** START OF Input rows **
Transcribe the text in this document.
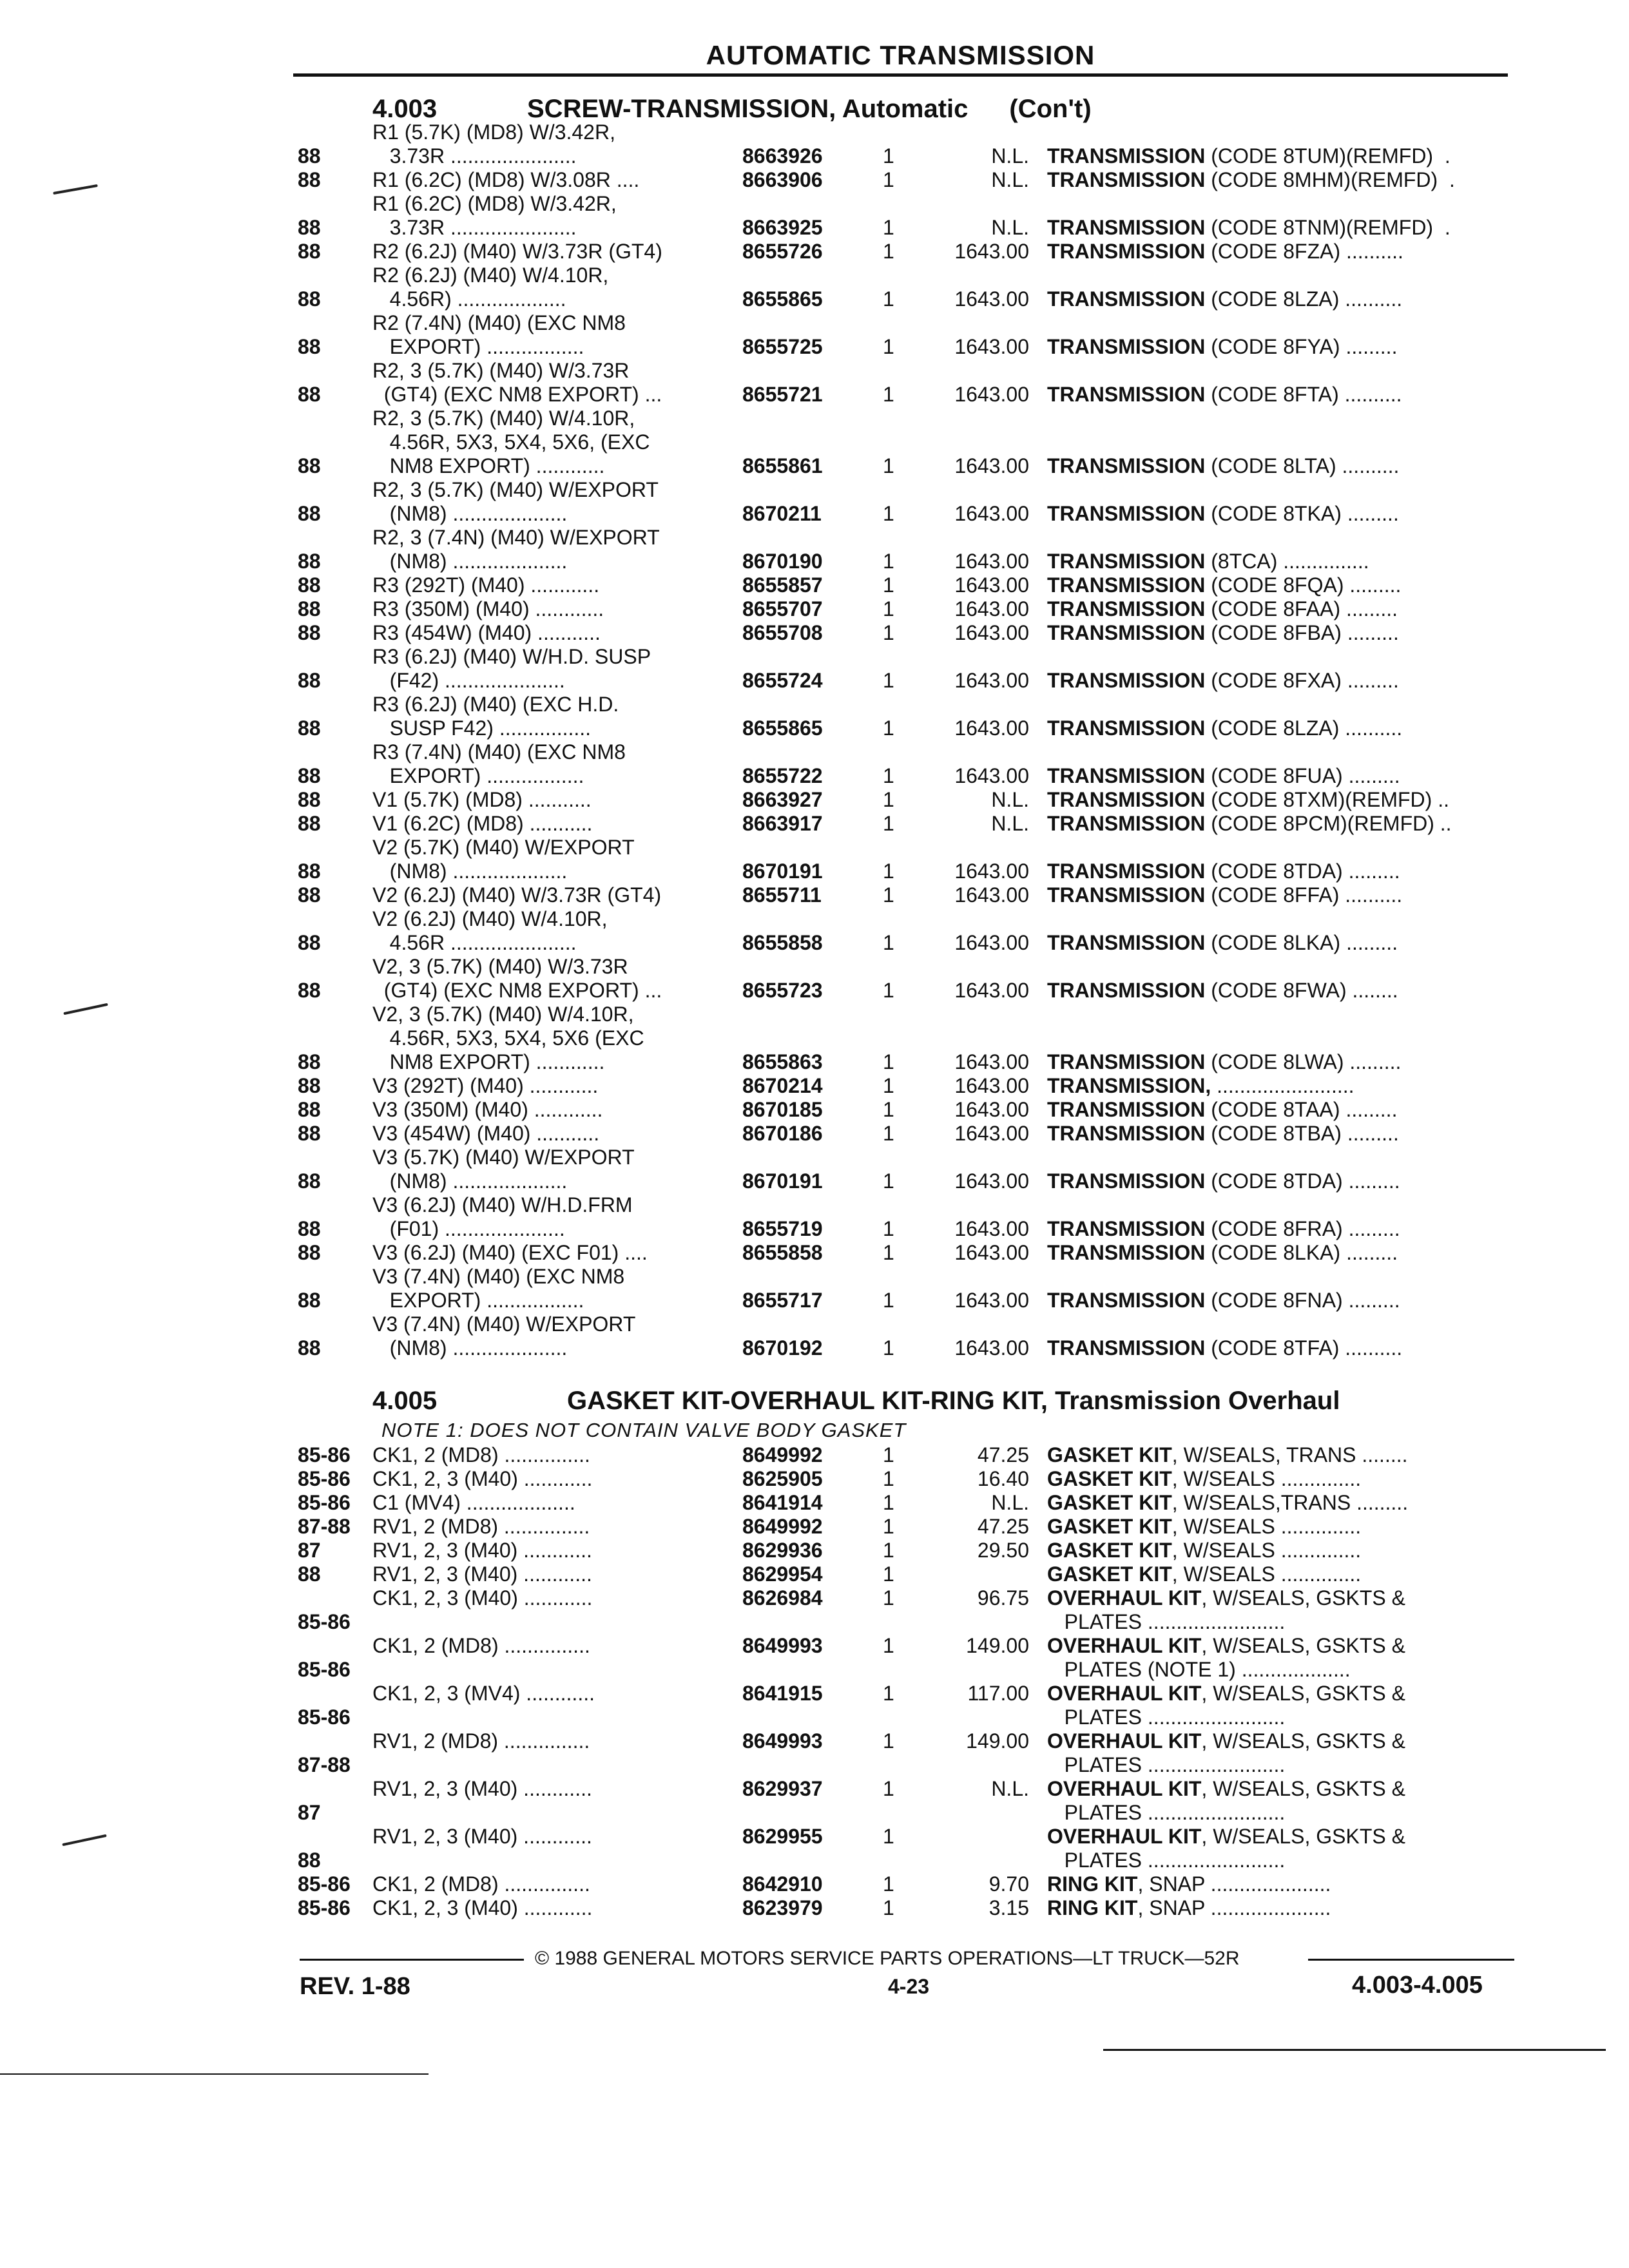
AUTOMATIC TRANSMISSION
4.003	SCREW-TRANSMISSION, Automatic (Con't)
88
R1 (5.7K) (MD8) W/3.42R,
3.73R ......................	8663926	1	N.L. TRANSMISSION (CODE 8TUM)(REMFD)  .
88	R1 (6.2C) (MD8) W/3.08R ....	8663906	1	N.L. TRANSMISSION (CODE 8MHM)(REMFD)  .
88
R1 (6.2C) (MD8) W/3.42R,
3.73R ......................	8663925	1	N.L. TRANSMISSION (CODE 8TNM)(REMFD)  .
88	R2 (6.2J) (M40) W/3.73R (GT4)	8655726	1	1643.00 TRANSMISSION (CODE 8FZA) ..........
88
R2 (6.2J) (M40) W/4.10R,
4.56R) ...................	8655865	1	1643.00 TRANSMISSION (CODE 8LZA) ..........
88
R2 (7.4N) (M40) (EXC NM8
EXPORT) .................	8655725	1	1643.00 TRANSMISSION (CODE 8FYA) .........
88
R2, 3 (5.7K) (M40) W/3.73R
(GT4) (EXC NM8 EXPORT) ...	8655721	1	1643.00 TRANSMISSION (CODE 8FTA) ..........
88
R2, 3 (5.7K) (M40) W/4.10R,
4.56R, 5X3, 5X4, 5X6, (EXC
NM8 EXPORT) ............	8655861	1	1643.00 TRANSMISSION (CODE 8LTA) ..........
88
R2, 3 (5.7K) (M40) W/EXPORT
(NM8) ....................	8670211	1	1643.00 TRANSMISSION (CODE 8TKA) .........
88
R2, 3 (7.4N) (M40) W/EXPORT
(NM8) ....................	8670190	1	1643.00 TRANSMISSION (8TCA) ...............
88	R3 (292T) (M40) ............	8655857	1	1643.00 TRANSMISSION (CODE 8FQA) .........
88	R3 (350M) (M40) ............	8655707	1	1643.00 TRANSMISSION (CODE 8FAA) .........
88	R3 (454W) (M40) ...........	8655708	1	1643.00 TRANSMISSION (CODE 8FBA) .........
88
R3 (6.2J) (M40) W/H.D. SUSP
(F42) .....................	8655724	1	1643.00 TRANSMISSION (CODE 8FXA) .........
88
R3 (6.2J) (M40) (EXC H.D.
SUSP F42) ................	8655865	1	1643.00 TRANSMISSION (CODE 8LZA) ..........
88
R3 (7.4N) (M40) (EXC NM8
EXPORT) .................	8655722	1	1643.00 TRANSMISSION (CODE 8FUA) .........
88	V1 (5.7K) (MD8) ...........	8663927	1	N.L. TRANSMISSION (CODE 8TXM)(REMFD) ..
88	V1 (6.2C) (MD8) ...........	8663917	1	N.L. TRANSMISSION (CODE 8PCM)(REMFD) ..
88
V2 (5.7K) (M40) W/EXPORT
(NM8) ....................	8670191	1	1643.00 TRANSMISSION (CODE 8TDA) .........
88	V2 (6.2J) (M40) W/3.73R (GT4)	8655711	1	1643.00 TRANSMISSION (CODE 8FFA) ..........
88
V2 (6.2J) (M40) W/4.10R,
4.56R ......................	8655858	1	1643.00 TRANSMISSION (CODE 8LKA) .........
88
V2, 3 (5.7K) (M40) W/3.73R
(GT4) (EXC NM8 EXPORT) ...	8655723	1	1643.00 TRANSMISSION (CODE 8FWA) ........
88
V2, 3 (5.7K) (M40) W/4.10R,
4.56R, 5X3, 5X4, 5X6 (EXC
NM8 EXPORT) ............	8655863	1	1643.00 TRANSMISSION (CODE 8LWA) .........
88	V3 (292T) (M40) ............	8670214	1	1643.00 TRANSMISSION, ........................
88	V3 (350M) (M40) ............	8670185	1	1643.00 TRANSMISSION (CODE 8TAA) .........
88	V3 (454W) (M40) ...........	8670186	1	1643.00 TRANSMISSION (CODE 8TBA) .........
88
V3 (5.7K) (M40) W/EXPORT
(NM8) ....................	8670191	1	1643.00 TRANSMISSION (CODE 8TDA) .........
88
V3 (6.2J) (M40) W/H.D.FRM
(F01) .....................	8655719	1	1643.00 TRANSMISSION (CODE 8FRA) .........
88	V3 (6.2J) (M40) (EXC F01) ....	8655858	1	1643.00 TRANSMISSION (CODE 8LKA) .........
88
V3 (7.4N) (M40) (EXC NM8
EXPORT) .................	8655717	1	1643.00 TRANSMISSION (CODE 8FNA) .........
88
V3 (7.4N) (M40) W/EXPORT
(NM8) ....................	8670192	1	1643.00 TRANSMISSION (CODE 8TFA) ..........
4.005	GASKET KIT-OVERHAUL KIT-RING KIT, Transmission Overhaul
NOTE 1: DOES NOT CONTAIN VALVE BODY GASKET
85-86 CK1, 2 (MD8) ...............	8649992	1	47.25 GASKET KIT, W/SEALS, TRANS ........
85-86 CK1, 2, 3 (M40) ............	8625905	1	16.40 GASKET KIT, W/SEALS ..............
85-86 C1 (MV4) ...................	8641914	1	N.L. GASKET KIT, W/SEALS,TRANS .........
87-88 RV1, 2 (MD8) ...............	8649992	1	47.25 GASKET KIT, W/SEALS ..............
87	RV1, 2, 3 (M40) ............	8629936	1	29.50 GASKET KIT, W/SEALS ..............
88	RV1, 2, 3 (M40) ............	8629954	1	GASKET KIT, W/SEALS ..............
85-86
CK1, 2, 3 (M40) ............	8626984	1	96.75 OVERHAUL KIT, W/SEALS, GSKTS &
PLATES ........................
85-86
CK1, 2 (MD8) ...............	8649993	1	149.00 OVERHAUL KIT, W/SEALS, GSKTS &
PLATES (NOTE 1) ...................
85-86
CK1, 2, 3 (MV4) ............	8641915	1	117.00 OVERHAUL KIT, W/SEALS, GSKTS &
PLATES ........................
87-88
RV1, 2 (MD8) ...............	8649993	1	149.00 OVERHAUL KIT, W/SEALS, GSKTS &
PLATES ........................
87
RV1, 2, 3 (M40) ............	8629937	1	N.L. OVERHAUL KIT, W/SEALS, GSKTS &
PLATES ........................
88
RV1, 2, 3 (M40) ............	8629955	1	OVERHAUL KIT, W/SEALS, GSKTS &
PLATES ........................
85-86 CK1, 2 (MD8) ...............	8642910	1	9.70 RING KIT, SNAP .....................
85-86 CK1, 2, 3 (M40) ............	8623979	1	3.15 RING KIT, SNAP .....................
© 1988 GENERAL MOTORS SERVICE PARTS OPERATIONS—LT TRUCK—52R
REV. 1-88	4-23	4.003-4.005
** END OF Input rows **
The records above must be echoed exactly, minus their pictures.

Output below.
Transcribe the text in this document.
AUTOMATIC TRANSMISSION
4.003	SCREW-TRANSMISSION, Automatic (Con't)
88
R1 (5.7K) (MD8) W/3.42R,
3.73R ......................	8663926	1	N.L. TRANSMISSION (CODE 8TUM)(REMFD)  .
88	R1 (6.2C) (MD8) W/3.08R ....	8663906	1	N.L. TRANSMISSION (CODE 8MHM)(REMFD)  .
88
R1 (6.2C) (MD8) W/3.42R,
3.73R ......................	8663925	1	N.L. TRANSMISSION (CODE 8TNM)(REMFD)  .
88	R2 (6.2J) (M40) W/3.73R (GT4)	8655726	1	1643.00 TRANSMISSION (CODE 8FZA) ..........
88
R2 (6.2J) (M40) W/4.10R,
4.56R) ...................	8655865	1	1643.00 TRANSMISSION (CODE 8LZA) ..........
88
R2 (7.4N) (M40) (EXC NM8
EXPORT) .................	8655725	1	1643.00 TRANSMISSION (CODE 8FYA) .........
88
R2, 3 (5.7K) (M40) W/3.73R
(GT4) (EXC NM8 EXPORT) ...	8655721	1	1643.00 TRANSMISSION (CODE 8FTA) ..........
88
R2, 3 (5.7K) (M40) W/4.10R,
4.56R, 5X3, 5X4, 5X6, (EXC
NM8 EXPORT) ............	8655861	1	1643.00 TRANSMISSION (CODE 8LTA) ..........
88
R2, 3 (5.7K) (M40) W/EXPORT
(NM8) ....................	8670211	1	1643.00 TRANSMISSION (CODE 8TKA) .........
88
R2, 3 (7.4N) (M40) W/EXPORT
(NM8) ....................	8670190	1	1643.00 TRANSMISSION (8TCA) ...............
88	R3 (292T) (M40) ............	8655857	1	1643.00 TRANSMISSION (CODE 8FQA) .........
88	R3 (350M) (M40) ............	8655707	1	1643.00 TRANSMISSION (CODE 8FAA) .........
88	R3 (454W) (M40) ...........	8655708	1	1643.00 TRANSMISSION (CODE 8FBA) .........
88
R3 (6.2J) (M40) W/H.D. SUSP
(F42) .....................	8655724	1	1643.00 TRANSMISSION (CODE 8FXA) .........
88
R3 (6.2J) (M40) (EXC H.D.
SUSP F42) ................	8655865	1	1643.00 TRANSMISSION (CODE 8LZA) ..........
88
R3 (7.4N) (M40) (EXC NM8
EXPORT) .................	8655722	1	1643.00 TRANSMISSION (CODE 8FUA) .........
88	V1 (5.7K) (MD8) ...........	8663927	1	N.L. TRANSMISSION (CODE 8TXM)(REMFD) ..
88	V1 (6.2C) (MD8) ...........	8663917	1	N.L. TRANSMISSION (CODE 8PCM)(REMFD) ..
88
V2 (5.7K) (M40) W/EXPORT
(NM8) ....................	8670191	1	1643.00 TRANSMISSION (CODE 8TDA) .........
88	V2 (6.2J) (M40) W/3.73R (GT4)	8655711	1	1643.00 TRANSMISSION (CODE 8FFA) ..........
88
V2 (6.2J) (M40) W/4.10R,
4.56R ......................	8655858	1	1643.00 TRANSMISSION (CODE 8LKA) .........
88
V2, 3 (5.7K) (M40) W/3.73R
(GT4) (EXC NM8 EXPORT) ...	8655723	1	1643.00 TRANSMISSION (CODE 8FWA) ........
88
V2, 3 (5.7K) (M40) W/4.10R,
4.56R, 5X3, 5X4, 5X6 (EXC
NM8 EXPORT) ............	8655863	1	1643.00 TRANSMISSION (CODE 8LWA) .........
88	V3 (292T) (M40) ............	8670214	1	1643.00 TRANSMISSION, ........................
88	V3 (350M) (M40) ............	8670185	1	1643.00 TRANSMISSION (CODE 8TAA) .........
88	V3 (454W) (M40) ...........	8670186	1	1643.00 TRANSMISSION (CODE 8TBA) .........
88
V3 (5.7K) (M40) W/EXPORT
(NM8) ....................	8670191	1	1643.00 TRANSMISSION (CODE 8TDA) .........
88
V3 (6.2J) (M40) W/H.D.FRM
(F01) .....................	8655719	1	1643.00 TRANSMISSION (CODE 8FRA) .........
88	V3 (6.2J) (M40) (EXC F01) ....	8655858	1	1643.00 TRANSMISSION (CODE 8LKA) .........
88
V3 (7.4N) (M40) (EXC NM8
EXPORT) .................	8655717	1	1643.00 TRANSMISSION (CODE 8FNA) .........
88
V3 (7.4N) (M40) W/EXPORT
(NM8) ....................	8670192	1	1643.00 TRANSMISSION (CODE 8TFA) ..........
4.005	GASKET KIT-OVERHAUL KIT-RING KIT, Transmission Overhaul
NOTE 1: DOES NOT CONTAIN VALVE BODY GASKET
85-86 CK1, 2 (MD8) ...............	8649992	1	47.25 GASKET KIT, W/SEALS, TRANS ........
85-86 CK1, 2, 3 (M40) ............	8625905	1	16.40 GASKET KIT, W/SEALS ..............
85-86 C1 (MV4) ...................	8641914	1	N.L. GASKET KIT, W/SEALS,TRANS .........
87-88 RV1, 2 (MD8) ...............	8649992	1	47.25 GASKET KIT, W/SEALS ..............
87	RV1, 2, 3 (M40) ............	8629936	1	29.50 GASKET KIT, W/SEALS ..............
88	RV1, 2, 3 (M40) ............	8629954	1	GASKET KIT, W/SEALS ..............
85-86
CK1, 2, 3 (M40) ............	8626984	1	96.75 OVERHAUL KIT, W/SEALS, GSKTS &
PLATES ........................
85-86
CK1, 2 (MD8) ...............	8649993	1	149.00 OVERHAUL KIT, W/SEALS, GSKTS &
PLATES (NOTE 1) ...................
85-86
CK1, 2, 3 (MV4) ............	8641915	1	117.00 OVERHAUL KIT, W/SEALS, GSKTS &
PLATES ........................
87-88
RV1, 2 (MD8) ...............	8649993	1	149.00 OVERHAUL KIT, W/SEALS, GSKTS &
PLATES ........................
87
RV1, 2, 3 (M40) ............	8629937	1	N.L. OVERHAUL KIT, W/SEALS, GSKTS &
PLATES ........................
88
RV1, 2, 3 (M40) ............	8629955	1	OVERHAUL KIT, W/SEALS, GSKTS &
PLATES ........................
85-86 CK1, 2 (MD8) ...............	8642910	1	9.70 RING KIT, SNAP .....................
85-86 CK1, 2, 3 (M40) ............	8623979	1	3.15 RING KIT, SNAP .....................
© 1988 GENERAL MOTORS SERVICE PARTS OPERATIONS—LT TRUCK—52R
REV. 1-88	4-23	4.003-4.005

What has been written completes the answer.